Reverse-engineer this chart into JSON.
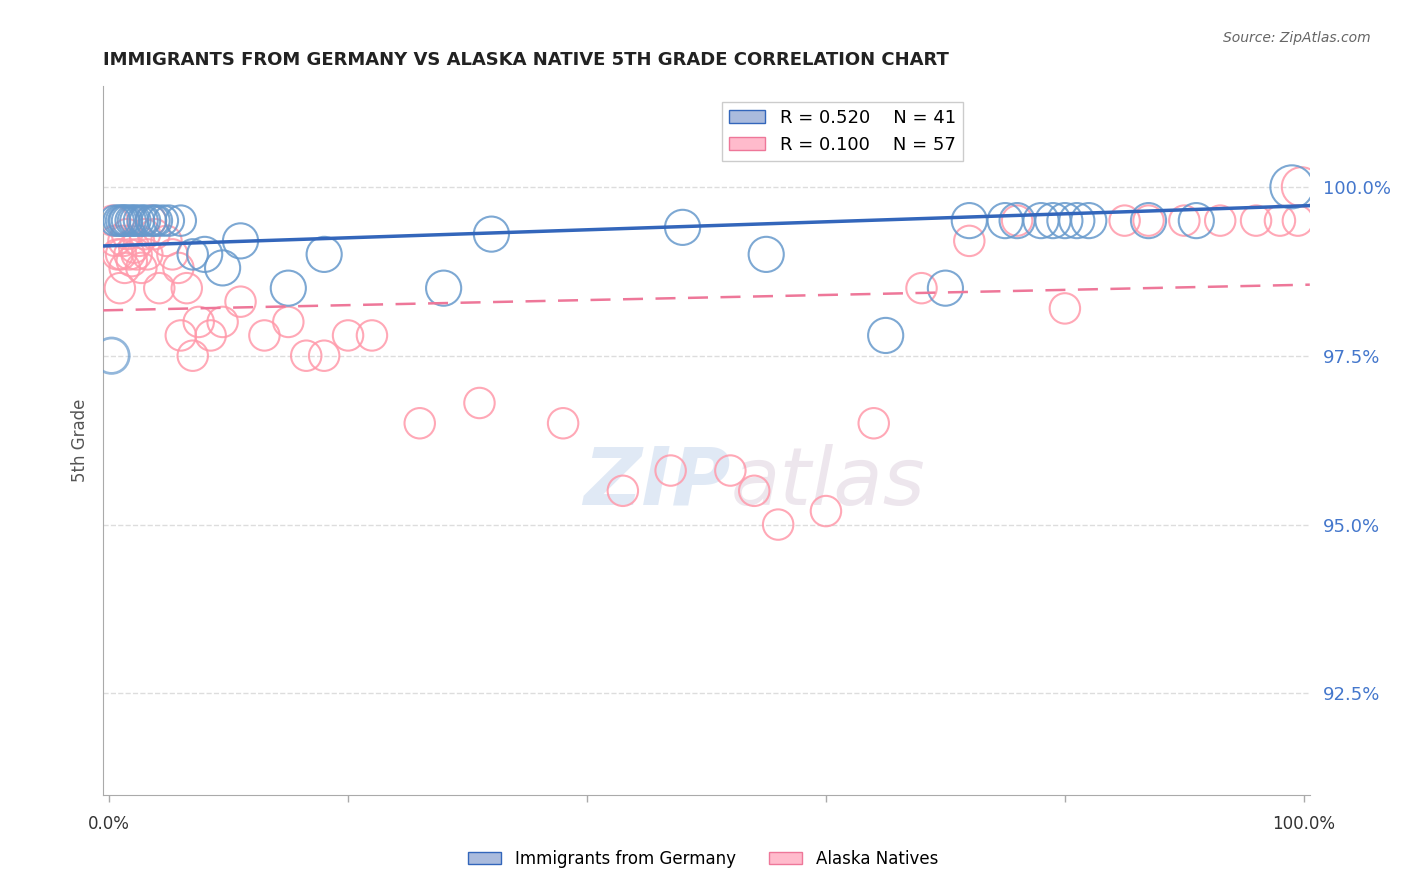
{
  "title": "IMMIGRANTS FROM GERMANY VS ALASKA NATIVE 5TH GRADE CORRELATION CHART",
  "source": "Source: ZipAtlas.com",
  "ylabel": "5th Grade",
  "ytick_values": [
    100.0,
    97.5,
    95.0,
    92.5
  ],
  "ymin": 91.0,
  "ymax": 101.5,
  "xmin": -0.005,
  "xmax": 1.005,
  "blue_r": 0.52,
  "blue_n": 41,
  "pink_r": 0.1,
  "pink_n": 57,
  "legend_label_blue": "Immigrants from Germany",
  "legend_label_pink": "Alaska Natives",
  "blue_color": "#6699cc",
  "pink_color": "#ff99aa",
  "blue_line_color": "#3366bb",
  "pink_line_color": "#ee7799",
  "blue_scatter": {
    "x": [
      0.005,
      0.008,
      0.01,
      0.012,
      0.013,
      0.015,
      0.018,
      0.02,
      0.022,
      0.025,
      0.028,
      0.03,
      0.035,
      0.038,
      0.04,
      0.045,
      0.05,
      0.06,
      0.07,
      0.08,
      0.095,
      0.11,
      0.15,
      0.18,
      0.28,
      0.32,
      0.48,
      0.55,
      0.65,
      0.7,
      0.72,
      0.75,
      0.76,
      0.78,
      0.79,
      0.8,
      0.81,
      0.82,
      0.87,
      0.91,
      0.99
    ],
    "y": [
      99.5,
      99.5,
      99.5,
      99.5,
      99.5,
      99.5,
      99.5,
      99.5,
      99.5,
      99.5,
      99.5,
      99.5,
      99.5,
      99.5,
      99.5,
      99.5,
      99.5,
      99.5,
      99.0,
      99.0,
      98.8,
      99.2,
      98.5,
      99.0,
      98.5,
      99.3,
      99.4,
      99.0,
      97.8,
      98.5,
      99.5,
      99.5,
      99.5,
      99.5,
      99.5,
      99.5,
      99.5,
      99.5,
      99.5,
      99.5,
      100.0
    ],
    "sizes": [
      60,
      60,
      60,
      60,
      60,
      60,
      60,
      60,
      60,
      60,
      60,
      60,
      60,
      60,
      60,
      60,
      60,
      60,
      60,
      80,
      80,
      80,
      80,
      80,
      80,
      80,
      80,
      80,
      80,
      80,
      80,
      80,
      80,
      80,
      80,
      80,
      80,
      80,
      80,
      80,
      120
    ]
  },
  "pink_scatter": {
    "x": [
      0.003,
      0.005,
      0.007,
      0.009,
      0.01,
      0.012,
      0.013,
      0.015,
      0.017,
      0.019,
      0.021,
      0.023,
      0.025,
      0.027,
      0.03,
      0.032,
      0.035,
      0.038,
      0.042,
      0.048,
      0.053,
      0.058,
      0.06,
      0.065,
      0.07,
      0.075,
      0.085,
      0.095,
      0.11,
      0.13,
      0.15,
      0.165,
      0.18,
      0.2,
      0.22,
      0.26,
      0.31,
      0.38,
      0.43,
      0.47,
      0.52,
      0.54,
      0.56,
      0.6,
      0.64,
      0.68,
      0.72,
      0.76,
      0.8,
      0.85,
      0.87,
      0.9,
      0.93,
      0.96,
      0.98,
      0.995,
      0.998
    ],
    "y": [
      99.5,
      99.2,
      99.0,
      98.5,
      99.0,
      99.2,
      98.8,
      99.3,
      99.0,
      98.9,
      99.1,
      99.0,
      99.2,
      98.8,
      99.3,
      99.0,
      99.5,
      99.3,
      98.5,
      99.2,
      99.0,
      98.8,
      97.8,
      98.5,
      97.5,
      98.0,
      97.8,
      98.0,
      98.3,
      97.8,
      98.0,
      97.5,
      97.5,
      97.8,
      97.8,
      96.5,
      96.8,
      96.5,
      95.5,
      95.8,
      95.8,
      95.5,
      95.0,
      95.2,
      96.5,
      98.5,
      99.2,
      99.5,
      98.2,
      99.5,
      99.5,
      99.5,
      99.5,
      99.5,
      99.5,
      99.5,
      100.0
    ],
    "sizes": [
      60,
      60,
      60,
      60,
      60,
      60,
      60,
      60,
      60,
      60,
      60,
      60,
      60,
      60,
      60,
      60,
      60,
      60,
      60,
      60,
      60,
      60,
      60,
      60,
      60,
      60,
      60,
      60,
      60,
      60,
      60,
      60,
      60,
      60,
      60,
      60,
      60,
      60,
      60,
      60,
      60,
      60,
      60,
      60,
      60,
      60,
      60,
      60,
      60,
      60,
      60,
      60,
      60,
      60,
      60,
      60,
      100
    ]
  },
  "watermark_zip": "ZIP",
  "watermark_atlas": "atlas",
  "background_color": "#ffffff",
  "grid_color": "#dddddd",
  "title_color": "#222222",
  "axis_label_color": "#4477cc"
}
# # # #
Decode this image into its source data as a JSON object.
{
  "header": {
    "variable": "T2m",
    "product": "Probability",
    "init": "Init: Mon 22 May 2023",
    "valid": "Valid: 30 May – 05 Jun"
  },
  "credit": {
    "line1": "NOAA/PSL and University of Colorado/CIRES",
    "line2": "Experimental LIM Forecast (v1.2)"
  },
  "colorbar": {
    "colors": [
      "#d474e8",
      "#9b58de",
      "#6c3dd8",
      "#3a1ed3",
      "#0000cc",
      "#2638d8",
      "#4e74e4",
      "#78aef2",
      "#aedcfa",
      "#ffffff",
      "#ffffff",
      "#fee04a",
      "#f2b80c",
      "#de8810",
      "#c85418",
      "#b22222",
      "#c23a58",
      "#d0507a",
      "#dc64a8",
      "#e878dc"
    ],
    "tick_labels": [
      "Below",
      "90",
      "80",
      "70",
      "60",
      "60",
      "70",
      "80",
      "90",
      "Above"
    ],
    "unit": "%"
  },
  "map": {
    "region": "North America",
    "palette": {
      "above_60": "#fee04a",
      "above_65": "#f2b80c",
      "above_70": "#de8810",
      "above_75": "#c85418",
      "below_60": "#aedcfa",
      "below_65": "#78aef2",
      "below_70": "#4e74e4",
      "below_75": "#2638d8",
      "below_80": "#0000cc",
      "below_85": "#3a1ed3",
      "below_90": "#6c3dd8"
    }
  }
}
# # # #
** YOUR OBJECTIVE **
Gather all lines of the records that include the word "this".

** FULL SOLUTION **
Reverse-engineer this chart into JSON.
Decode this image into its source data as a JSON object.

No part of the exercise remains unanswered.